== What to work on ==
In the entries below, find every line holding the string "verb" and collect it.
### Materials provided
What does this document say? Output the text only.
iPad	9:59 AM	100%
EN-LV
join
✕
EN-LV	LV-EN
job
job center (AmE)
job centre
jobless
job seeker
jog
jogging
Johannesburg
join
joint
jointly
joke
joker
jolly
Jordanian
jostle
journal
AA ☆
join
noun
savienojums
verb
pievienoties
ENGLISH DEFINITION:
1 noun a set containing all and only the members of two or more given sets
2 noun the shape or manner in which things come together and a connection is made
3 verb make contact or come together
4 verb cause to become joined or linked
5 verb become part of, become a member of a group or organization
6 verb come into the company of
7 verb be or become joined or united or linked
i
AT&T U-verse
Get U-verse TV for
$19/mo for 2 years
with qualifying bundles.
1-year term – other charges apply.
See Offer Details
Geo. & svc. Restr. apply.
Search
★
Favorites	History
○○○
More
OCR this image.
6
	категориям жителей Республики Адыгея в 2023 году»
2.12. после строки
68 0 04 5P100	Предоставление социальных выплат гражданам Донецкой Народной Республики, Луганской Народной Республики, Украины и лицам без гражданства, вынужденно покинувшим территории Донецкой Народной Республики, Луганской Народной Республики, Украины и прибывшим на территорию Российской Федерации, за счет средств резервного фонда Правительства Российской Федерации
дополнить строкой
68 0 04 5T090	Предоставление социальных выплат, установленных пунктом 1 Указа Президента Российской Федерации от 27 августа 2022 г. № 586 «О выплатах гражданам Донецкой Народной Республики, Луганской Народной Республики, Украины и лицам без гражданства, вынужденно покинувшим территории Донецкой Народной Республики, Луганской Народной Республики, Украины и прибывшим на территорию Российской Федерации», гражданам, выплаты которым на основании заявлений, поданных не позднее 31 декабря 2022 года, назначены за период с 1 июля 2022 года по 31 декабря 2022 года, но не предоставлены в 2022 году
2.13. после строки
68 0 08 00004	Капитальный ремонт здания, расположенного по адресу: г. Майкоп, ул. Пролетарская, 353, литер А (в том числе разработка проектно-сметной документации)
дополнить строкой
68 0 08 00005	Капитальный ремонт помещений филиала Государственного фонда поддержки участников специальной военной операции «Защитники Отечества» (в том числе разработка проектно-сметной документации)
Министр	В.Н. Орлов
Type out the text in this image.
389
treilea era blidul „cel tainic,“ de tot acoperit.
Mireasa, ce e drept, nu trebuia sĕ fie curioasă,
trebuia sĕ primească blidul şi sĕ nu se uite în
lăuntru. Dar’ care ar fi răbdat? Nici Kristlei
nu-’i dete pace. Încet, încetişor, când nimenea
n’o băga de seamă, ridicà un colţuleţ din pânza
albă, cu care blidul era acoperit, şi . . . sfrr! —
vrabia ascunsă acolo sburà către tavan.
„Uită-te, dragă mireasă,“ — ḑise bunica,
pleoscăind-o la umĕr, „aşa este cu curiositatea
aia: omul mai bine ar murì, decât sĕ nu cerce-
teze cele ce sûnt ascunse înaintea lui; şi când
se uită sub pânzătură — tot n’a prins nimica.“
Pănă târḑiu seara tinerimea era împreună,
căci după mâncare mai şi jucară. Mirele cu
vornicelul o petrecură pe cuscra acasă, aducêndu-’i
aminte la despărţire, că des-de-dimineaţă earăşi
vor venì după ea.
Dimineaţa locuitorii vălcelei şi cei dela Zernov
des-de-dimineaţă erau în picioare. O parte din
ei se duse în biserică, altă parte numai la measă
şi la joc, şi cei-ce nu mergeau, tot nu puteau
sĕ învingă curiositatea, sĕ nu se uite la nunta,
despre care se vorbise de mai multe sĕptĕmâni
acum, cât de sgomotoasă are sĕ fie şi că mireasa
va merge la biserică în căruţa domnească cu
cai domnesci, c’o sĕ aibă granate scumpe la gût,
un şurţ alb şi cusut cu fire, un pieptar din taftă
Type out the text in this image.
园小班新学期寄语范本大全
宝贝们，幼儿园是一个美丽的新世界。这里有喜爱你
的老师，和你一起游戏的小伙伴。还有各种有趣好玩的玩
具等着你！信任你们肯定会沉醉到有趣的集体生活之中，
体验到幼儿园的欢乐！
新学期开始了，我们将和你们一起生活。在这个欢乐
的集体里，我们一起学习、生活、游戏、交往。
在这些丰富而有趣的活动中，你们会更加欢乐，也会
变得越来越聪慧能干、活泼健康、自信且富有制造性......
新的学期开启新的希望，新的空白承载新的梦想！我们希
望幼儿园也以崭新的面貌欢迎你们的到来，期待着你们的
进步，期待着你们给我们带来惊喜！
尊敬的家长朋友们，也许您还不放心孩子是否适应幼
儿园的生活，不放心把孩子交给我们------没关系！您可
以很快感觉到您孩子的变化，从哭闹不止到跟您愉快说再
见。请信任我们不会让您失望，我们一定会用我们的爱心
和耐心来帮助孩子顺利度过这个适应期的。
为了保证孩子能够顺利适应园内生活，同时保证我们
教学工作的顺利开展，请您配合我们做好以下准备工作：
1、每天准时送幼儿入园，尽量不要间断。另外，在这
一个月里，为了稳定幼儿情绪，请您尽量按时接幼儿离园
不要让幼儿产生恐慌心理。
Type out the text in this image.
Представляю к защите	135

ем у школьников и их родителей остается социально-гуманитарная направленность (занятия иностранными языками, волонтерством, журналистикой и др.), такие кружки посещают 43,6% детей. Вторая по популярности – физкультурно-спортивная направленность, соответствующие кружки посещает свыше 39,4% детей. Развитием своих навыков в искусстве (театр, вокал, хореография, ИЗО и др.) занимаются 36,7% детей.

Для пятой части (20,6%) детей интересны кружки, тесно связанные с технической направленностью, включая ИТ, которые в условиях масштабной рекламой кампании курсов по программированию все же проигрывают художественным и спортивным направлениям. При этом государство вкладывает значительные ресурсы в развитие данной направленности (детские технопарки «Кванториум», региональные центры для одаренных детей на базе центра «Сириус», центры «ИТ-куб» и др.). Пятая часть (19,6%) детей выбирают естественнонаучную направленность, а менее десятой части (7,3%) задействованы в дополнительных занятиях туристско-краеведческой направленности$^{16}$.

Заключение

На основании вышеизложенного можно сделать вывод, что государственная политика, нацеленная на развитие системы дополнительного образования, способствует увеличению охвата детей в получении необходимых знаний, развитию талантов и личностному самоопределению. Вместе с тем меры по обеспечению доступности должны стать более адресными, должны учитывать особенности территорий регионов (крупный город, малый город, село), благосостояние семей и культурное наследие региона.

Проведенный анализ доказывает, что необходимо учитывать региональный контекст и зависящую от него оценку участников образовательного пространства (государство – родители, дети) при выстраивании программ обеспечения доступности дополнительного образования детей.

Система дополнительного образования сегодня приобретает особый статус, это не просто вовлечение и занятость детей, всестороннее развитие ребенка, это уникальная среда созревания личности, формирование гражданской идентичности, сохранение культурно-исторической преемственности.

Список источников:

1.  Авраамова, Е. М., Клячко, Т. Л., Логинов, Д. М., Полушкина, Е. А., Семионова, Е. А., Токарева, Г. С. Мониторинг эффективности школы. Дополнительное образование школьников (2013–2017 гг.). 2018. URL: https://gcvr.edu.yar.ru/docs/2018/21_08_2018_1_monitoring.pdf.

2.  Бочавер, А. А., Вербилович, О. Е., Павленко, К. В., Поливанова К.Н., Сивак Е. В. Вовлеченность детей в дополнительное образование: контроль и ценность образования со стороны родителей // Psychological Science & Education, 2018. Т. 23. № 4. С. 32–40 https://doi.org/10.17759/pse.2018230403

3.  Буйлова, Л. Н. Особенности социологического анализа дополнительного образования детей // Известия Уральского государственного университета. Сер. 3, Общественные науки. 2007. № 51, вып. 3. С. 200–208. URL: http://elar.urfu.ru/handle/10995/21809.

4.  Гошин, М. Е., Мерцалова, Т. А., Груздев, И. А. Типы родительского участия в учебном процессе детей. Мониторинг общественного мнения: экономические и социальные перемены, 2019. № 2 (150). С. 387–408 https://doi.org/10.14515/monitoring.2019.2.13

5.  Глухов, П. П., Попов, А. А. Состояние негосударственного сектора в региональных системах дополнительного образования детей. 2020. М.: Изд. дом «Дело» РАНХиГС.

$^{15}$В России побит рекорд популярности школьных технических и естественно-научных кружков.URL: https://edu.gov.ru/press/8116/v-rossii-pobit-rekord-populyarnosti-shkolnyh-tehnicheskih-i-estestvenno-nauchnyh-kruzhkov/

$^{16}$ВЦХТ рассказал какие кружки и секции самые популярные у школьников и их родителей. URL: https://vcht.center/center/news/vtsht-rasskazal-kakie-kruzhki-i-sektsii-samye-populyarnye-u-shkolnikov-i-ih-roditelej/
######
== Expected output ==
verb
3 verb make contact or come together
4 verb cause to become joined or linked
5 verb become part of, become a member of a group or organization
6 verb come into the company of
7 verb be or become joined or united or linked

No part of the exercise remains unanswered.